Goal of the exercise — Exactly as they appear, copy the lines of the listing from the one containing "Output the text content of this document." through the final line, both included, and nothing else.

**** Supplied data

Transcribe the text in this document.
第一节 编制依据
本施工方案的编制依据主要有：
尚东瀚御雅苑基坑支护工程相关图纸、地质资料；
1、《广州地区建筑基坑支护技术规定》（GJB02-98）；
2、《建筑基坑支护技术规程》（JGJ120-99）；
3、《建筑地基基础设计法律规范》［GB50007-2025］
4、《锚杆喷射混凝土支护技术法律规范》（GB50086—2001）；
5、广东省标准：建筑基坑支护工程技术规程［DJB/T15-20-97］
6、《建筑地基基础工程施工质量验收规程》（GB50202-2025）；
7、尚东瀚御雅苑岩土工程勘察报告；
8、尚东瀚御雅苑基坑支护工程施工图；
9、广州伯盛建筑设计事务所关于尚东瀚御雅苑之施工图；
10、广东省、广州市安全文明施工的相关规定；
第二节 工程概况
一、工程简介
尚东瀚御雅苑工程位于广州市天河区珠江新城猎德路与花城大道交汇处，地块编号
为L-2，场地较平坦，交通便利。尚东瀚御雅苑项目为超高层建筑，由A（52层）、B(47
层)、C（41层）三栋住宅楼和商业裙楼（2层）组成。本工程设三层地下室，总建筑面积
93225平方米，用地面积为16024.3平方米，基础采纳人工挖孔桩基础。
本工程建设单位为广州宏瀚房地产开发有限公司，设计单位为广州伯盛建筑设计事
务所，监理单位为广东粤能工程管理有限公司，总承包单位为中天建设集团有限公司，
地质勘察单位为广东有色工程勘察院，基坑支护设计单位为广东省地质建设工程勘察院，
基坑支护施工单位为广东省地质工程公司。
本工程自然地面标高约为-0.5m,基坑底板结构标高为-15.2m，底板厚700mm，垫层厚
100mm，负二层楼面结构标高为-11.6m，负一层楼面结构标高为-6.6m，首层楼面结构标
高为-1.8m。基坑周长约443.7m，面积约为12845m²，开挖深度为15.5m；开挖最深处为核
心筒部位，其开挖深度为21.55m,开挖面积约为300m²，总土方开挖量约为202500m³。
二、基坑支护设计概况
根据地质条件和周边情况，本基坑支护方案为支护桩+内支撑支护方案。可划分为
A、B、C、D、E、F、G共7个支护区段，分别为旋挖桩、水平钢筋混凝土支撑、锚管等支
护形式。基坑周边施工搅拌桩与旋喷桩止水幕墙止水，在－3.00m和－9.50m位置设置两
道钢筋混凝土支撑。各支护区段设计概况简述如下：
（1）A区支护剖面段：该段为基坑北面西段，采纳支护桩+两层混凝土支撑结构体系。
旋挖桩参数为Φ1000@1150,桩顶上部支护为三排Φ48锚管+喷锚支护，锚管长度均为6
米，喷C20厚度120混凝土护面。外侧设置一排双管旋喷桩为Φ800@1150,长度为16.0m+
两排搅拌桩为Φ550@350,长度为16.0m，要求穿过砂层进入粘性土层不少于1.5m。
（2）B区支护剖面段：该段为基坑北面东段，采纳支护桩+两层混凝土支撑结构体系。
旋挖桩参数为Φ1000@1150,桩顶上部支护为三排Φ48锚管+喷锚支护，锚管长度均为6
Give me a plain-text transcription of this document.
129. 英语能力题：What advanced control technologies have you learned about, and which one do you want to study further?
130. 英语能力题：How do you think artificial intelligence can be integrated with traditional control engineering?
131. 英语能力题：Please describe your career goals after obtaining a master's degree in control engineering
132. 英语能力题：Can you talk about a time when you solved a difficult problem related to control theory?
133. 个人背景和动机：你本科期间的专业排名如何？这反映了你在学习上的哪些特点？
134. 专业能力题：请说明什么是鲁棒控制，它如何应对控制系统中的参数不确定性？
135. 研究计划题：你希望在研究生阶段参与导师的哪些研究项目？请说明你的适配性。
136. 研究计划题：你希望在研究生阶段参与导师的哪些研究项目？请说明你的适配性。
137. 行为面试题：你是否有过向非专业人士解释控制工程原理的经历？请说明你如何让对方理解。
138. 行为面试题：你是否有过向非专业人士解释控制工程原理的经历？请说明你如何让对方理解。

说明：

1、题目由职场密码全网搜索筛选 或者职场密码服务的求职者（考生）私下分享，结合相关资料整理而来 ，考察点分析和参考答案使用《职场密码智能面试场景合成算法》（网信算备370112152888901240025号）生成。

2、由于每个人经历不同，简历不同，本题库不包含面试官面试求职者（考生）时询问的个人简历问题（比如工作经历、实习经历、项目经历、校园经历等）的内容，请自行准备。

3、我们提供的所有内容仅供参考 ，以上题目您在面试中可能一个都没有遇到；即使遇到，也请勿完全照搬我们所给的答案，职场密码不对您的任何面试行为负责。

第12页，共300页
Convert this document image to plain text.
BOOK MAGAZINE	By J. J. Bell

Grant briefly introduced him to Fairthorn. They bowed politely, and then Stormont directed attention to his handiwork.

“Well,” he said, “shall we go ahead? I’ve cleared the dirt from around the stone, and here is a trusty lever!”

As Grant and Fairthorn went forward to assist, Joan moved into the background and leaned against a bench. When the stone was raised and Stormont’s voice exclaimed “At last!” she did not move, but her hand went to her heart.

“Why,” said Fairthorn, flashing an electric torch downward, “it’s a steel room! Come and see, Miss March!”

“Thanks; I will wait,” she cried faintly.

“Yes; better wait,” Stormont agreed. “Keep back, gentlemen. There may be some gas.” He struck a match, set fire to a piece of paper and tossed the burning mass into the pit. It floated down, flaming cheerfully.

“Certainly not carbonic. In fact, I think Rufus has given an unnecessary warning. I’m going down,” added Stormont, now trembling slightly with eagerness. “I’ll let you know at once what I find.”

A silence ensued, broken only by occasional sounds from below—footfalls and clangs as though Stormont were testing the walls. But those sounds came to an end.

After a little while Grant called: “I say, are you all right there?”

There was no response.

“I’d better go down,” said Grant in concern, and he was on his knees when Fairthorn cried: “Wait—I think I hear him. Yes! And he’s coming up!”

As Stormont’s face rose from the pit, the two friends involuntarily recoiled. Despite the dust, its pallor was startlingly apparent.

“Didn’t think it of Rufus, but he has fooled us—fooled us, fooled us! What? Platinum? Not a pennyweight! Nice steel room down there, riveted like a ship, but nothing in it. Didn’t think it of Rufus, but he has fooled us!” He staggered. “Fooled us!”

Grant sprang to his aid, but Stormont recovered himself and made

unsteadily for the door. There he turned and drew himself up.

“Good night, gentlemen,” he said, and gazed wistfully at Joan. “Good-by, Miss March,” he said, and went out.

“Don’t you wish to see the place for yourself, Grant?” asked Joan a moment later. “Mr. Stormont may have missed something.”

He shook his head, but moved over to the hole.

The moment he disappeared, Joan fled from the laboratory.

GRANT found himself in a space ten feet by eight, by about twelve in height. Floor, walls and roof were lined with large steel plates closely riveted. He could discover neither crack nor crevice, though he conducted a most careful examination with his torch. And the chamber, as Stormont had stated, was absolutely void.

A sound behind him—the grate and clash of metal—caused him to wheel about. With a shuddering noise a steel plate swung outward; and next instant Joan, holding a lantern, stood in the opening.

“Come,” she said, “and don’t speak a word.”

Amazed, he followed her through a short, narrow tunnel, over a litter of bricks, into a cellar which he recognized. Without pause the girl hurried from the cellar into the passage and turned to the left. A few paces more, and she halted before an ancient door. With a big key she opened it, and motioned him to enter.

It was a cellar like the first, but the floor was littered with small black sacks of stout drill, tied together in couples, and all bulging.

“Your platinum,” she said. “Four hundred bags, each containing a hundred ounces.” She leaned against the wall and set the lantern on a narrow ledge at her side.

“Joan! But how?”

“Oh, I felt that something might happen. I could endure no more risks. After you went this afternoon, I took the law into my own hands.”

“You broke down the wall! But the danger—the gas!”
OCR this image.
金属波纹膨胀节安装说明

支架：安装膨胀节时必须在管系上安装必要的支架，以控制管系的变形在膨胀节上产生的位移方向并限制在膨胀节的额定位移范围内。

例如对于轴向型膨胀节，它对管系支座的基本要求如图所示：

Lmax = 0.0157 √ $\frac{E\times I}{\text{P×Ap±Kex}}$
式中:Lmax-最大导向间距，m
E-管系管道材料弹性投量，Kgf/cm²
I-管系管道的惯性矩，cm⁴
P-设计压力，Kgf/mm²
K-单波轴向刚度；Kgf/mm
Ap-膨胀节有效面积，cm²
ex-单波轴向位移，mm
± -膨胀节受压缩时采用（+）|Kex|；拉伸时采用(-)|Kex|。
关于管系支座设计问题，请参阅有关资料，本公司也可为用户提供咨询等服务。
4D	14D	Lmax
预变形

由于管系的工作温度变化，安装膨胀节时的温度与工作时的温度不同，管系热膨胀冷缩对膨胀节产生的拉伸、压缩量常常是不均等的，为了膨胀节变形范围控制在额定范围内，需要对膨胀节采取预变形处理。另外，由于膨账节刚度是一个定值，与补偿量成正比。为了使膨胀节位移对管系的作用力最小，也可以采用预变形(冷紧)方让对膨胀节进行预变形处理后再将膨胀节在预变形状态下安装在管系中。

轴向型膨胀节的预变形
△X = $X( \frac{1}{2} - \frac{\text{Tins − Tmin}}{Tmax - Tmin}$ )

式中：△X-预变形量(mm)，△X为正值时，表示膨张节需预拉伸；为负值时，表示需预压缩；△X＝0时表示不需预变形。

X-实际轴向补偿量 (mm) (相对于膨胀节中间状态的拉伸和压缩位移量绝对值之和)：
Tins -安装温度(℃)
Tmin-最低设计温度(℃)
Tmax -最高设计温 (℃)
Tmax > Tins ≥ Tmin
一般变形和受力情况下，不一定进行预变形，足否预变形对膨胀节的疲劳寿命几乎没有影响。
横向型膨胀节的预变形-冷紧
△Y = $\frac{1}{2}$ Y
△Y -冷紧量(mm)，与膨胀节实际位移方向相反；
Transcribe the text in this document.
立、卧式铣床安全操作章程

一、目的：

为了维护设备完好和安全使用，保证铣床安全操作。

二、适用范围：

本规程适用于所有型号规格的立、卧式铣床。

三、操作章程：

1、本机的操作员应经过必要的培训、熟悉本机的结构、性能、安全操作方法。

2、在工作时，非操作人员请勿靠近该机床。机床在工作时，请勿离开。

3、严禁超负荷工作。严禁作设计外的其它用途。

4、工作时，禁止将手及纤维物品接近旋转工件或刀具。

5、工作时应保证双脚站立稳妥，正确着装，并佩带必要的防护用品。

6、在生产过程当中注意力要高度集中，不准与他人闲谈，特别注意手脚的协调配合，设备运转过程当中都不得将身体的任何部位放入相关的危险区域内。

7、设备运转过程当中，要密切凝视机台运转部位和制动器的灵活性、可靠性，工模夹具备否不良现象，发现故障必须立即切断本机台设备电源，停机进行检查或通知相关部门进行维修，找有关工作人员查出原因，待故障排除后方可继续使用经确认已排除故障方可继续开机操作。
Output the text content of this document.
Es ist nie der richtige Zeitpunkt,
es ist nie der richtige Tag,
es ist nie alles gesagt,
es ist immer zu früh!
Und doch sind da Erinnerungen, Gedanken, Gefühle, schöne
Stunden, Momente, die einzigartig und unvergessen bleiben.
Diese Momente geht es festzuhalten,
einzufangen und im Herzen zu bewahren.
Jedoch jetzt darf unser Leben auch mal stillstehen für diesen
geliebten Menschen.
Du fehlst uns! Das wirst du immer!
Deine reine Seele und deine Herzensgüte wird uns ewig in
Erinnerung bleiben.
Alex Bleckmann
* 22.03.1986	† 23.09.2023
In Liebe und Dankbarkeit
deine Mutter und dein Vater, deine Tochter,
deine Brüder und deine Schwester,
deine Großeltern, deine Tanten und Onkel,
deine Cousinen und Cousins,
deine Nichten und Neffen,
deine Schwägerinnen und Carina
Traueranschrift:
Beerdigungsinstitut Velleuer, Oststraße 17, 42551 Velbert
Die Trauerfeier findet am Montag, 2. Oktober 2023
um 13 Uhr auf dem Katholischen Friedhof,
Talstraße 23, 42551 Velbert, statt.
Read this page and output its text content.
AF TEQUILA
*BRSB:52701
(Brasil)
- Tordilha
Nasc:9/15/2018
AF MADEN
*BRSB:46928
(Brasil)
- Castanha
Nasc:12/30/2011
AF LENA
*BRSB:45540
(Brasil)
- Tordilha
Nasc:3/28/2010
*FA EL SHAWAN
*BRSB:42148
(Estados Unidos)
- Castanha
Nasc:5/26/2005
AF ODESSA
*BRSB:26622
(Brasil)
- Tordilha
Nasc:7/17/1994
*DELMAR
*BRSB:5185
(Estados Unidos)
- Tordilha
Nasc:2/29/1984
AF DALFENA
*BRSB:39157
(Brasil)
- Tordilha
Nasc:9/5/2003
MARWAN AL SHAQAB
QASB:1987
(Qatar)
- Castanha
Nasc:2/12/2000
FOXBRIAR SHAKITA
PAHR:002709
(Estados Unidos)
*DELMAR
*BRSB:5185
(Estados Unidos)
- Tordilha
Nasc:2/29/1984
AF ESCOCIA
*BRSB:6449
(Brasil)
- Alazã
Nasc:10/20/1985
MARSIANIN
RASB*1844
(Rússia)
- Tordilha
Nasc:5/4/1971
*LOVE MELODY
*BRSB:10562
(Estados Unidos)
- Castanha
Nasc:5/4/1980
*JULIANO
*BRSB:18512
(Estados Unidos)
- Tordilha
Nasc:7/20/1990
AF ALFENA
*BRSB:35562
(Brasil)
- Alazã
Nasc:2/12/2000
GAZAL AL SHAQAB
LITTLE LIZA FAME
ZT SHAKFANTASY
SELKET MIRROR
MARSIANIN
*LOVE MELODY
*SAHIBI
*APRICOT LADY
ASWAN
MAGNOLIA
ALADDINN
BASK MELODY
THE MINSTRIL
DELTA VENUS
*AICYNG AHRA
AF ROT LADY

********

Completed task —
Output the text content of this document.
Es ist nie der richtige Zeitpunkt,
es ist nie der richtige Tag,
es ist nie alles gesagt,
es ist immer zu früh!
Und doch sind da Erinnerungen, Gedanken, Gefühle, schöne
Stunden, Momente, die einzigartig und unvergessen bleiben.
Diese Momente geht es festzuhalten,
einzufangen und im Herzen zu bewahren.
Jedoch jetzt darf unser Leben auch mal stillstehen für diesen
geliebten Menschen.
Du fehlst uns! Das wirst du immer!
Deine reine Seele und deine Herzensgüte wird uns ewig in
Erinnerung bleiben.
Alex Bleckmann
* 22.03.1986	† 23.09.2023
In Liebe und Dankbarkeit
deine Mutter und dein Vater, deine Tochter,
deine Brüder und deine Schwester,
deine Großeltern, deine Tanten und Onkel,
deine Cousinen und Cousins,
deine Nichten und Neffen,
deine Schwägerinnen und Carina
Traueranschrift:
Beerdigungsinstitut Velleuer, Oststraße 17, 42551 Velbert
Die Trauerfeier findet am Montag, 2. Oktober 2023
um 13 Uhr auf dem Katholischen Friedhof,
Talstraße 23, 42551 Velbert, statt.
Read this page and output its text content.
AF TEQUILA
*BRSB:52701
(Brasil)
- Tordilha
Nasc:9/15/2018
AF MADEN
*BRSB:46928
(Brasil)
- Castanha
Nasc:12/30/2011
AF LENA
*BRSB:45540
(Brasil)
- Tordilha
Nasc:3/28/2010
*FA EL SHAWAN
*BRSB:42148
(Estados Unidos)
- Castanha
Nasc:5/26/2005
AF ODESSA
*BRSB:26622
(Brasil)
- Tordilha
Nasc:7/17/1994
*DELMAR
*BRSB:5185
(Estados Unidos)
- Tordilha
Nasc:2/29/1984
AF DALFENA
*BRSB:39157
(Brasil)
- Tordilha
Nasc:9/5/2003
MARWAN AL SHAQAB
QASB:1987
(Qatar)
- Castanha
Nasc:2/12/2000
FOXBRIAR SHAKITA
PAHR:002709
(Estados Unidos)
*DELMAR
*BRSB:5185
(Estados Unidos)
- Tordilha
Nasc:2/29/1984
AF ESCOCIA
*BRSB:6449
(Brasil)
- Alazã
Nasc:10/20/1985
MARSIANIN
RASB*1844
(Rússia)
- Tordilha
Nasc:5/4/1971
*LOVE MELODY
*BRSB:10562
(Estados Unidos)
- Castanha
Nasc:5/4/1980
*JULIANO
*BRSB:18512
(Estados Unidos)
- Tordilha
Nasc:7/20/1990
AF ALFENA
*BRSB:35562
(Brasil)
- Alazã
Nasc:2/12/2000
GAZAL AL SHAQAB
LITTLE LIZA FAME
ZT SHAKFANTASY
SELKET MIRROR
MARSIANIN
*LOVE MELODY
*SAHIBI
*APRICOT LADY
ASWAN
MAGNOLIA
ALADDINN
BASK MELODY
THE MINSTRIL
DELTA VENUS
*AICYNG AHRA
AF ROT LADY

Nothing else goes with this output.